■ **What you should do**
The answer is a number and only a number: how many lines of the data include the string "from"?

■ **Dataset records**
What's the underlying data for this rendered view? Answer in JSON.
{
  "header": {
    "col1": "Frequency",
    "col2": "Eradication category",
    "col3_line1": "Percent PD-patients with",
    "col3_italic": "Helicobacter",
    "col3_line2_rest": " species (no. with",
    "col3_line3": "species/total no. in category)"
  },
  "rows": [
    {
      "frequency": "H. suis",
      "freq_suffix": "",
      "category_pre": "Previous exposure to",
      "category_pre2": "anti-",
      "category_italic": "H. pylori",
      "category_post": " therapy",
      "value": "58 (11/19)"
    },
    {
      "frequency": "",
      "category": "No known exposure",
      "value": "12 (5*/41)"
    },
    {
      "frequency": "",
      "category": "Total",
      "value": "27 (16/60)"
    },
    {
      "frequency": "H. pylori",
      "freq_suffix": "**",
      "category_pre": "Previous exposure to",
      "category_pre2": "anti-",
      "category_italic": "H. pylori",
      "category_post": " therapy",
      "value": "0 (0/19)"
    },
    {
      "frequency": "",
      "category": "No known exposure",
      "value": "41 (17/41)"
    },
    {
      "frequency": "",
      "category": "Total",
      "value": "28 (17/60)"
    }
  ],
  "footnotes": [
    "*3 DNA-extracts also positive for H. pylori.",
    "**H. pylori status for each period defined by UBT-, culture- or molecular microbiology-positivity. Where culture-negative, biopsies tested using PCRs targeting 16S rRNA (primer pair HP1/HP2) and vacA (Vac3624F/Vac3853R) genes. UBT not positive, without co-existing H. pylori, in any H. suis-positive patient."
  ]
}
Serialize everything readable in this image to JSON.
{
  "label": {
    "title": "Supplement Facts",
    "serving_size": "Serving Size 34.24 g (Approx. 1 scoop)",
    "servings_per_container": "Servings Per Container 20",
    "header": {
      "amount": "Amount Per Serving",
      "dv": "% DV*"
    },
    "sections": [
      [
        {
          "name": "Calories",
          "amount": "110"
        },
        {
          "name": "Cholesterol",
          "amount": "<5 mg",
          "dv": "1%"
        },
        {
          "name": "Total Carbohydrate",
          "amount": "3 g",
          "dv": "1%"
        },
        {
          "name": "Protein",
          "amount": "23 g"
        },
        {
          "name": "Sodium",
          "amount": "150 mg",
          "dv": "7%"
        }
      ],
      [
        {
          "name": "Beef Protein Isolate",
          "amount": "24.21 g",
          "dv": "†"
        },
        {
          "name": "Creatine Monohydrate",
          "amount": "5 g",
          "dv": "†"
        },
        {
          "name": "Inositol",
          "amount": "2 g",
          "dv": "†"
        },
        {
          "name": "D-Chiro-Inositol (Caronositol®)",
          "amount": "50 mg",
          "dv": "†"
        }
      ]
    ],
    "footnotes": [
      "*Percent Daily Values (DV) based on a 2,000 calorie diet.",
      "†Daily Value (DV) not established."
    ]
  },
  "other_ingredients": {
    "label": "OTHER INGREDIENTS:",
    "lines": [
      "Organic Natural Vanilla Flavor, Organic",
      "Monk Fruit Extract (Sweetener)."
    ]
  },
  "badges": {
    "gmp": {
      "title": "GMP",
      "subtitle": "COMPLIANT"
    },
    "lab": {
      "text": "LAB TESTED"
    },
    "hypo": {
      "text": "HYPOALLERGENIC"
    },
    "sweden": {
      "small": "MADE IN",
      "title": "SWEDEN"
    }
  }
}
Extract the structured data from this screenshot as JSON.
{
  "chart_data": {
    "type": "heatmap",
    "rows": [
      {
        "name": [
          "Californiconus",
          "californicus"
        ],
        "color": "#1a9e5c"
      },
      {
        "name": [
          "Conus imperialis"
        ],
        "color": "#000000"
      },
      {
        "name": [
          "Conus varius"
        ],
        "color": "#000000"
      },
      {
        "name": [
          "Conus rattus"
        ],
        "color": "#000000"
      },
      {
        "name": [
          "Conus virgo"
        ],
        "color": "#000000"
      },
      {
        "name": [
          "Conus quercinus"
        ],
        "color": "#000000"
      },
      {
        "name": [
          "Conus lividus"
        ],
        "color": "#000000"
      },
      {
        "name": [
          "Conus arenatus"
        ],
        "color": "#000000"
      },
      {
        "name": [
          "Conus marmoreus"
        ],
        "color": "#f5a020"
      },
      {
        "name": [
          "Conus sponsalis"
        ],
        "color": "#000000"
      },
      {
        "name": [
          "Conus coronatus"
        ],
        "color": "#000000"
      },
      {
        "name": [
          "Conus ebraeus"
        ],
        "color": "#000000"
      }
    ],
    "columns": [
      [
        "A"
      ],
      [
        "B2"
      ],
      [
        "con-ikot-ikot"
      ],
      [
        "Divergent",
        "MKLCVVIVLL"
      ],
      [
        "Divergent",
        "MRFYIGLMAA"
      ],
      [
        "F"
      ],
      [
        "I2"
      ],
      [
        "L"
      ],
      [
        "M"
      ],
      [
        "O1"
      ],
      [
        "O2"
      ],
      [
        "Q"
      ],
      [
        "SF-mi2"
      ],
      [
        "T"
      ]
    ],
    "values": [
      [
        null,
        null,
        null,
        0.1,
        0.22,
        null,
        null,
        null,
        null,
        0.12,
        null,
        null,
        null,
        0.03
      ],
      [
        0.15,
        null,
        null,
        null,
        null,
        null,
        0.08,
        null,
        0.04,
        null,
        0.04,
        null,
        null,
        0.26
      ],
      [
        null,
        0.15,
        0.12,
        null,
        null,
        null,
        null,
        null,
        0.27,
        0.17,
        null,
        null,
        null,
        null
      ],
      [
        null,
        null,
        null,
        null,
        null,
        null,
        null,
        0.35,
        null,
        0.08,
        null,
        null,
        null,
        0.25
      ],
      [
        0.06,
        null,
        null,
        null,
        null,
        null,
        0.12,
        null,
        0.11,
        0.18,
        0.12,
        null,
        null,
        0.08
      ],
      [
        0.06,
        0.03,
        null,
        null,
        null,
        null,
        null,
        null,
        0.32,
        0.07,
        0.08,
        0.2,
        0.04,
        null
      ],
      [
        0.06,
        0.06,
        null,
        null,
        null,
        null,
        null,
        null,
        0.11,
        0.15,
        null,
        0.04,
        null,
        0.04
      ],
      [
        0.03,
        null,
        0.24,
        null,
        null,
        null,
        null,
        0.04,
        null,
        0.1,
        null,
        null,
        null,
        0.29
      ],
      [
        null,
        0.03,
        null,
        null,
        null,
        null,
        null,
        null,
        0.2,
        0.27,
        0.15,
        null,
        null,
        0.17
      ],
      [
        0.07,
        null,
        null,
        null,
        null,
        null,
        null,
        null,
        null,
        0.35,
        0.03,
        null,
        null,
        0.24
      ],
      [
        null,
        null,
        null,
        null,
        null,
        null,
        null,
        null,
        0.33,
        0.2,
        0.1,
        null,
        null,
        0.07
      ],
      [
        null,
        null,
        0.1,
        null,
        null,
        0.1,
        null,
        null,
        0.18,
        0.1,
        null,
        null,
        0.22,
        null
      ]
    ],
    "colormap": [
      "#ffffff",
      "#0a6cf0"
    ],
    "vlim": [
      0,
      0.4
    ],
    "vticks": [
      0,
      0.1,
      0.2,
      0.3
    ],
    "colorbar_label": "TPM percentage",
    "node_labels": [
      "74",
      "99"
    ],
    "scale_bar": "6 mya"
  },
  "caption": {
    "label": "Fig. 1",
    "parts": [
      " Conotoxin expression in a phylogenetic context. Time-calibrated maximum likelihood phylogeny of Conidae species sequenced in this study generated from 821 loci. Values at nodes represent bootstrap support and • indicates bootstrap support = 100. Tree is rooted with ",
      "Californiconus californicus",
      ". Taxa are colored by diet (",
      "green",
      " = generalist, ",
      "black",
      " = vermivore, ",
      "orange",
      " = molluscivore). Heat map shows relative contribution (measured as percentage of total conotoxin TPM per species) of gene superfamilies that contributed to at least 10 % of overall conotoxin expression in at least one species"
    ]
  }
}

■ **Solution**
2